THE REQUEST: What is the number of lines holding the word "TENEMOS"? Give that number alone.
★ ★ ★ ★
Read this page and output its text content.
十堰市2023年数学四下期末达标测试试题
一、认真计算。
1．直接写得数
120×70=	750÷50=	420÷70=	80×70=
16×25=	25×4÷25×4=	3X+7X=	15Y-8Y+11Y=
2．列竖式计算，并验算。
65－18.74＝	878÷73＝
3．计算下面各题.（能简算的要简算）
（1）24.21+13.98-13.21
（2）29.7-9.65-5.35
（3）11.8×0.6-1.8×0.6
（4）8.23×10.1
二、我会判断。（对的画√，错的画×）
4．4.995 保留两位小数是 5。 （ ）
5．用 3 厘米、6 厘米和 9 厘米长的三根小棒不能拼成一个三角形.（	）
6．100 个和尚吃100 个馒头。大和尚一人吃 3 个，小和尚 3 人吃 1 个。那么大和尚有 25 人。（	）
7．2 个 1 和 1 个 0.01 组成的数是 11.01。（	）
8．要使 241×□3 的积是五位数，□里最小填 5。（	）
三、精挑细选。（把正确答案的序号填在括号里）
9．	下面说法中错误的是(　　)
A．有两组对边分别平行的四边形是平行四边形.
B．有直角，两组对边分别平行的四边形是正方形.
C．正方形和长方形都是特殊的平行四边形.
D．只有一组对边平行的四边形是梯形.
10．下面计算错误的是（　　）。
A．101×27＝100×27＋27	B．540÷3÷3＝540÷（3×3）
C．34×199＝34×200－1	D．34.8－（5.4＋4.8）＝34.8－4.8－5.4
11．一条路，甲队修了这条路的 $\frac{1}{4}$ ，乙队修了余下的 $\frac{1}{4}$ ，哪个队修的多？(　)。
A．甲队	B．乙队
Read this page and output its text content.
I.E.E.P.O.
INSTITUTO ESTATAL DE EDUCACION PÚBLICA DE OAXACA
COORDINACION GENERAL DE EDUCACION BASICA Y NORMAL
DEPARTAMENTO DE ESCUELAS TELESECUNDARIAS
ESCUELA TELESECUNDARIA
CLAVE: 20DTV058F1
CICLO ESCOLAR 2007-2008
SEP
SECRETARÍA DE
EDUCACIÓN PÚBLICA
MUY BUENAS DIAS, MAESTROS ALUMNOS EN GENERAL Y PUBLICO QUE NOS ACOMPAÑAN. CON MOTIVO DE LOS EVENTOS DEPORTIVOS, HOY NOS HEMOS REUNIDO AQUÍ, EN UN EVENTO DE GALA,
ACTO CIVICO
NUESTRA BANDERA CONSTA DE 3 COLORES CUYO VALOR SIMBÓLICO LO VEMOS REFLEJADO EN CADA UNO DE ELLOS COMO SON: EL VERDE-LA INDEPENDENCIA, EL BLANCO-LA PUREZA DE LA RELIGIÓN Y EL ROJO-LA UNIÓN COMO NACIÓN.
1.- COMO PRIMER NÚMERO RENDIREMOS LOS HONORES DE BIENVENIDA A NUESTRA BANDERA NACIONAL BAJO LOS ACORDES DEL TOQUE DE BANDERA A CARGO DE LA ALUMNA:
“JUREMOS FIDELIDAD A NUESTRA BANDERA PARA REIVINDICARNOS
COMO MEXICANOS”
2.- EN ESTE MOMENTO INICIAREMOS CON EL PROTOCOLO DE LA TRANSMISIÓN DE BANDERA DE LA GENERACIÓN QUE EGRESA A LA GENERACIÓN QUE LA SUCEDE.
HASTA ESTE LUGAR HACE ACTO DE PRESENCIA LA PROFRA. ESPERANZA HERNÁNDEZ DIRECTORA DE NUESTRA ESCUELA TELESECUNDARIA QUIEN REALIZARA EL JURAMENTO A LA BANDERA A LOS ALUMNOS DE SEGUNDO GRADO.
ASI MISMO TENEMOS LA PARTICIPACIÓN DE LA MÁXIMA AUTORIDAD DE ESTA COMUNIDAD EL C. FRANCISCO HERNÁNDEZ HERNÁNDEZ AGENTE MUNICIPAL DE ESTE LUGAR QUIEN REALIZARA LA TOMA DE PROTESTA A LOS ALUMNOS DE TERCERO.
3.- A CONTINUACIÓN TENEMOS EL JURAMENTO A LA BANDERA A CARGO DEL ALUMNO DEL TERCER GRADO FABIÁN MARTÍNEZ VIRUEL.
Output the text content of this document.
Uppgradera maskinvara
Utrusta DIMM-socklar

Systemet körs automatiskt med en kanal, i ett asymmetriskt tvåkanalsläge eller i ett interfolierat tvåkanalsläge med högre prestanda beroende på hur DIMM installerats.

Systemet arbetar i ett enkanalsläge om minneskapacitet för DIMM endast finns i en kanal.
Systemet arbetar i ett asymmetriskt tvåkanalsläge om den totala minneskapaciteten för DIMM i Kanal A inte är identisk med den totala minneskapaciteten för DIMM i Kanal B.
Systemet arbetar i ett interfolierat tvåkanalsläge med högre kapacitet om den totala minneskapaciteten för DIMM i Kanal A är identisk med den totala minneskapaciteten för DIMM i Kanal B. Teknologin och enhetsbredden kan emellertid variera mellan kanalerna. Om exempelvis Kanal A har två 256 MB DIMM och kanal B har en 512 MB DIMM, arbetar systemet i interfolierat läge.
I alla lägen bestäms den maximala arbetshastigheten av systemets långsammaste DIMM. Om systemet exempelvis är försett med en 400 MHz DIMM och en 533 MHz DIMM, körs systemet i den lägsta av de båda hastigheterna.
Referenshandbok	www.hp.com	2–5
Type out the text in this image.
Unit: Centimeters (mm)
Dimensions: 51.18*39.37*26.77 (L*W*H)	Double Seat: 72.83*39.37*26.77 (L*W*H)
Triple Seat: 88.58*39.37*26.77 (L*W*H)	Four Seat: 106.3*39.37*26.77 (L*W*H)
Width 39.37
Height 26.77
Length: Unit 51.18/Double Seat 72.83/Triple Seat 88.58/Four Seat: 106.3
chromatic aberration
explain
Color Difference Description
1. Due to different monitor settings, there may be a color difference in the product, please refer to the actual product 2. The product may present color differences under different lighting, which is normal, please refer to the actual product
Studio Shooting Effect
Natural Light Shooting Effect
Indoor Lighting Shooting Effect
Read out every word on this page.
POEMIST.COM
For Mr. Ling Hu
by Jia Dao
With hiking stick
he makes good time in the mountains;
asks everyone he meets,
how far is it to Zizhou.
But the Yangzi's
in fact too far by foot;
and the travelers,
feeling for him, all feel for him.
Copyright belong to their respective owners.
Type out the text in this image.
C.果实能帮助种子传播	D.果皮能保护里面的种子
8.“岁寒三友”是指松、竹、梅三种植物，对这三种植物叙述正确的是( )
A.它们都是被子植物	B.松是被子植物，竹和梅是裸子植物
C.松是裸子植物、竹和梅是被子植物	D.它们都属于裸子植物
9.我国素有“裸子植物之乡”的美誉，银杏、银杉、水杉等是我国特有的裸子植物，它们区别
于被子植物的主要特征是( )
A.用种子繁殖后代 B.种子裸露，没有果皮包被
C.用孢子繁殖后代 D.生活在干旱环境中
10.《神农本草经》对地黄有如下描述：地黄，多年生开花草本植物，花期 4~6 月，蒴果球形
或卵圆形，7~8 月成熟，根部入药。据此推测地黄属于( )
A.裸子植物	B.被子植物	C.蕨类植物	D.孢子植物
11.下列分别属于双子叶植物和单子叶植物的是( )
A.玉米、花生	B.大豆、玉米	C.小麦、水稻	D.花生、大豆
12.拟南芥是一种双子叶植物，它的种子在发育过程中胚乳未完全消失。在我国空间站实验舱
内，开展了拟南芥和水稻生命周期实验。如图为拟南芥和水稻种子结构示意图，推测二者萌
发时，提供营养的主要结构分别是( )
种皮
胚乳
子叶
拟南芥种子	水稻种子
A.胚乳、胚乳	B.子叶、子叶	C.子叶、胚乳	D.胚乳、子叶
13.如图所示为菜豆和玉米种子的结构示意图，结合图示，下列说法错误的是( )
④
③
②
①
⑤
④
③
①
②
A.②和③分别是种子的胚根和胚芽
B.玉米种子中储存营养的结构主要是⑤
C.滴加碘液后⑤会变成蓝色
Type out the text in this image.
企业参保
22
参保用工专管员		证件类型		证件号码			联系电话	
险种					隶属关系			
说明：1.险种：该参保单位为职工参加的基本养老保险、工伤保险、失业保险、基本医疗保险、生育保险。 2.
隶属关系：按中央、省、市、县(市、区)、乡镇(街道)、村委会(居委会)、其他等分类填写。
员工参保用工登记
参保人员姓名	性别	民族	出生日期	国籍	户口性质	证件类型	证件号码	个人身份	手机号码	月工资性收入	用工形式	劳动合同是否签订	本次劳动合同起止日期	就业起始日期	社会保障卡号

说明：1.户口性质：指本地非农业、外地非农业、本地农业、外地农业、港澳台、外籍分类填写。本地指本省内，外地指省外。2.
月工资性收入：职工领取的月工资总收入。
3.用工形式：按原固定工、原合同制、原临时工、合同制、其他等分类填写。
★ ★ ★ ★
OUTPUT FOR THIS EXERCISE: 2